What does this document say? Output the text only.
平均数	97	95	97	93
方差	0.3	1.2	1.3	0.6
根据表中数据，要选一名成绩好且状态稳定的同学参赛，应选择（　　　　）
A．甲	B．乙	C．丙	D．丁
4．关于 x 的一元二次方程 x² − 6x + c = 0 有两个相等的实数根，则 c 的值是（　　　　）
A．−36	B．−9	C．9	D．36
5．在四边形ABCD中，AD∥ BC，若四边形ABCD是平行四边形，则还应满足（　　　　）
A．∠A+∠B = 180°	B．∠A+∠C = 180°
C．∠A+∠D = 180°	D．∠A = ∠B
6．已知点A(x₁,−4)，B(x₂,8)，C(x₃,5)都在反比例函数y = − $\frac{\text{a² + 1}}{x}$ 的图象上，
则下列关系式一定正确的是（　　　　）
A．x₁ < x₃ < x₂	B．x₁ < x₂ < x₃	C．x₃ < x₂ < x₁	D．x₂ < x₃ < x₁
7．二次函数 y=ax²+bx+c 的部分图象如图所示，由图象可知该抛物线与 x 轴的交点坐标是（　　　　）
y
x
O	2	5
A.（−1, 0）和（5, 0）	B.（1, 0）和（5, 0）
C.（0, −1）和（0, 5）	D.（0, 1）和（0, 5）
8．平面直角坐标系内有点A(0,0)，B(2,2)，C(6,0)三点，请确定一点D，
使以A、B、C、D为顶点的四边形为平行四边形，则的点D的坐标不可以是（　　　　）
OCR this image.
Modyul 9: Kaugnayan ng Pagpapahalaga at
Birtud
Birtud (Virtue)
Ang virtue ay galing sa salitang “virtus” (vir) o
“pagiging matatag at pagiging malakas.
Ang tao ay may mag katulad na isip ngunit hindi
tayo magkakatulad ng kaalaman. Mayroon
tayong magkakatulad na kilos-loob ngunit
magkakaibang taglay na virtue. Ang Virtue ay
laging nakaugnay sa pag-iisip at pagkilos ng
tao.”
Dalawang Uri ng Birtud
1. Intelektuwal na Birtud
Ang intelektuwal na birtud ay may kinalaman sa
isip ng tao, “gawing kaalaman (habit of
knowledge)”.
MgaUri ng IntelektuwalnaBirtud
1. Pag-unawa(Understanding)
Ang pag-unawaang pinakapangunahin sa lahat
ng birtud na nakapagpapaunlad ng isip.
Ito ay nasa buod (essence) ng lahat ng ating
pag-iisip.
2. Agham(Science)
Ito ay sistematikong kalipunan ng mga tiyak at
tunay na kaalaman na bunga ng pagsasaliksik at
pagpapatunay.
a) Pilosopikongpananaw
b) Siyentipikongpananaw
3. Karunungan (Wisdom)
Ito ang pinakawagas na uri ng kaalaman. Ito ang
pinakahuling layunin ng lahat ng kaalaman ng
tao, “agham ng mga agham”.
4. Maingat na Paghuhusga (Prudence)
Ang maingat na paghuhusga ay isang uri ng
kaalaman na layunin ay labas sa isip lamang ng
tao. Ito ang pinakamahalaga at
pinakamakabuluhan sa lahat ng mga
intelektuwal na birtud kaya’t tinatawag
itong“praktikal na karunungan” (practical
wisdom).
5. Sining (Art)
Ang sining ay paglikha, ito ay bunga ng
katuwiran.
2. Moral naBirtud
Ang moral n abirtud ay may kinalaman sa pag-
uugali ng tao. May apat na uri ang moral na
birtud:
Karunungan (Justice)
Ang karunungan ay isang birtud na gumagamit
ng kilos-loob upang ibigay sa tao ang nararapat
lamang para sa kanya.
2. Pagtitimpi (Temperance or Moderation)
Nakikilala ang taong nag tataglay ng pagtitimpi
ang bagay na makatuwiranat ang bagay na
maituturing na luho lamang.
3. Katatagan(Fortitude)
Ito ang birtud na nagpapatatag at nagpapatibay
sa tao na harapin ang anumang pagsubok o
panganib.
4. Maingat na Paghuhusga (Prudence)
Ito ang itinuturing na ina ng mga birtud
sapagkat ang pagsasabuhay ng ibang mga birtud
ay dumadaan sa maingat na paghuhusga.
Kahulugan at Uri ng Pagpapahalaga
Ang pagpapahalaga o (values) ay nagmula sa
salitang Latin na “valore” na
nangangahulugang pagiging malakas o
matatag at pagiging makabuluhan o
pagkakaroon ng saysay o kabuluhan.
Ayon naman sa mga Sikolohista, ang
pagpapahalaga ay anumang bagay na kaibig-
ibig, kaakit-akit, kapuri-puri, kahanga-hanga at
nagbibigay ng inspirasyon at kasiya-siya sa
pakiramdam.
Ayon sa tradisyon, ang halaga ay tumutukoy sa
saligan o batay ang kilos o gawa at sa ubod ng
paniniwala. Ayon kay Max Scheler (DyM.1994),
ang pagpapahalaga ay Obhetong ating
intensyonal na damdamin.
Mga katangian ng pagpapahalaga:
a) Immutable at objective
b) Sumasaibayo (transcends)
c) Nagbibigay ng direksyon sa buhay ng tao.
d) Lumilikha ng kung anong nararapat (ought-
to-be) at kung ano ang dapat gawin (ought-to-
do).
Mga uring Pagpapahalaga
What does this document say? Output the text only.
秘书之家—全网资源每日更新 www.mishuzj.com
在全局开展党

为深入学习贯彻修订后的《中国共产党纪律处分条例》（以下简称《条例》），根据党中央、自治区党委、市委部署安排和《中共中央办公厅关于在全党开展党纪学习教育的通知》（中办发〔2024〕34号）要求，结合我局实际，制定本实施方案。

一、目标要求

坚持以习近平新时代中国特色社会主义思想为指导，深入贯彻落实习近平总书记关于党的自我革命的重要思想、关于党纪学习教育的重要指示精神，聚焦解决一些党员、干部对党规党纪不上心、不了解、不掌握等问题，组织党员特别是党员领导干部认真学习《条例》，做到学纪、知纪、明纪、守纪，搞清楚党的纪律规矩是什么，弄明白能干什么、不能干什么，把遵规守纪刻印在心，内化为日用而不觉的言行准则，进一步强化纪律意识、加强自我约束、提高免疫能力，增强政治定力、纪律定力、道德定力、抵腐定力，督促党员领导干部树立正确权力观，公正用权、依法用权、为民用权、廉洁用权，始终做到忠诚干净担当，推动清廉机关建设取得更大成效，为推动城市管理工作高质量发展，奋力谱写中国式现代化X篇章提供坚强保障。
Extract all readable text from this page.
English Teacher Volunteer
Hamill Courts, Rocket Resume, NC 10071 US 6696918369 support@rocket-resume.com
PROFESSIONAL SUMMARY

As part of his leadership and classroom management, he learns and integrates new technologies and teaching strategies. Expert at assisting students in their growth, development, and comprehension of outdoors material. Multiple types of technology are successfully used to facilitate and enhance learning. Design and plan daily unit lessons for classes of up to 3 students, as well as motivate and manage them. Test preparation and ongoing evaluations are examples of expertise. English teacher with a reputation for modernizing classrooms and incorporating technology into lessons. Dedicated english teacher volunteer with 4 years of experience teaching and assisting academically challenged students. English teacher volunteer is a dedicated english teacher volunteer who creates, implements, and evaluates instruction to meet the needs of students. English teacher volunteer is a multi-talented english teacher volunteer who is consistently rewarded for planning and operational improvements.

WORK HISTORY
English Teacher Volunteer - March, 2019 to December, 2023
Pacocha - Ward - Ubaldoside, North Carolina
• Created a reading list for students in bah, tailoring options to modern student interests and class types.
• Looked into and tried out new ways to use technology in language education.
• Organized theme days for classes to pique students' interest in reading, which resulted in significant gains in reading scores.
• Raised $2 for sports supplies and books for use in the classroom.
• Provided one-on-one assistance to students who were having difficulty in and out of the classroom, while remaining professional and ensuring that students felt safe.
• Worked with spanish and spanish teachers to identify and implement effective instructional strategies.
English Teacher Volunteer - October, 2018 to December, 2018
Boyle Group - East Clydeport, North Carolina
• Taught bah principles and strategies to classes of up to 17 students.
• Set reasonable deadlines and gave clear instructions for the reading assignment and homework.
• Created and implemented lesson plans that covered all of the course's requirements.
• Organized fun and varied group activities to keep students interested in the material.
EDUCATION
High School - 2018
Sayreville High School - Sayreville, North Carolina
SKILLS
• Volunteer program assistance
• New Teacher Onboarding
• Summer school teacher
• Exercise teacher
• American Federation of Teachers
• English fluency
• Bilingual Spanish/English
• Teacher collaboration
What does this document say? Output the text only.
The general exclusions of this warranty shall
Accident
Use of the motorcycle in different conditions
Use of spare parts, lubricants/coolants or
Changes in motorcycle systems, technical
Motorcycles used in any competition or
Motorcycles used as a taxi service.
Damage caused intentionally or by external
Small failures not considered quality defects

☆ ☆ ☆ ☆

- OBJECTIVE:
Copy out each line of the material that holds the word "ought".

- ANSWER TO THE TASK:
d) Lumilikha ng kung anong nararapat (ought-
to-be) at kung ano ang dapat gawin (ought-to-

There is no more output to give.